**Task brief**: Tell how many lines have the string "title" in them, and write nothing besides the number.

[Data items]
▬▬▬

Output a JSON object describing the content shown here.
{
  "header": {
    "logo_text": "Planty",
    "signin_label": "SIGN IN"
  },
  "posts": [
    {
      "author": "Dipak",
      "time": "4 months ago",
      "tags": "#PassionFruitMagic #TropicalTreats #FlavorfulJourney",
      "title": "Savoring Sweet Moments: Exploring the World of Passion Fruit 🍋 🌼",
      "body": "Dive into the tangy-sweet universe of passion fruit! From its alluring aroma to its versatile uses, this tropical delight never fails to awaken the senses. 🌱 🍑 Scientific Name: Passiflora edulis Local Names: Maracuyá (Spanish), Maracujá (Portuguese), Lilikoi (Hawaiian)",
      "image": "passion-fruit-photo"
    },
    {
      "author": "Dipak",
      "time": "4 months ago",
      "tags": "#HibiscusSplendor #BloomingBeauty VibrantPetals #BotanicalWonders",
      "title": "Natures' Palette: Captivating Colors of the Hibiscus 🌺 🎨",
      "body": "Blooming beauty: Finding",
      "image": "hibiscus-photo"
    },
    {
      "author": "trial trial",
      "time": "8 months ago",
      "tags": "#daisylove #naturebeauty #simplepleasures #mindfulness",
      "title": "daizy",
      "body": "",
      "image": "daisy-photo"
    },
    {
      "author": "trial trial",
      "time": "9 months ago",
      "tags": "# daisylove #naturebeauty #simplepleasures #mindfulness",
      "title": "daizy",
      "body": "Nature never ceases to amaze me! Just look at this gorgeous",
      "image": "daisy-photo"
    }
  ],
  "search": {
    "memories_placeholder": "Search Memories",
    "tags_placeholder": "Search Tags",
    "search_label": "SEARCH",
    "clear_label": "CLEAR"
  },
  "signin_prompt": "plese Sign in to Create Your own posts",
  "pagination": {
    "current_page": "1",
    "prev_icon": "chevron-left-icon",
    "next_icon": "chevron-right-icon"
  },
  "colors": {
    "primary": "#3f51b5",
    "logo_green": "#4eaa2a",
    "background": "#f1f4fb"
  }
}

▬▬▬

**Output of the exercise**: 4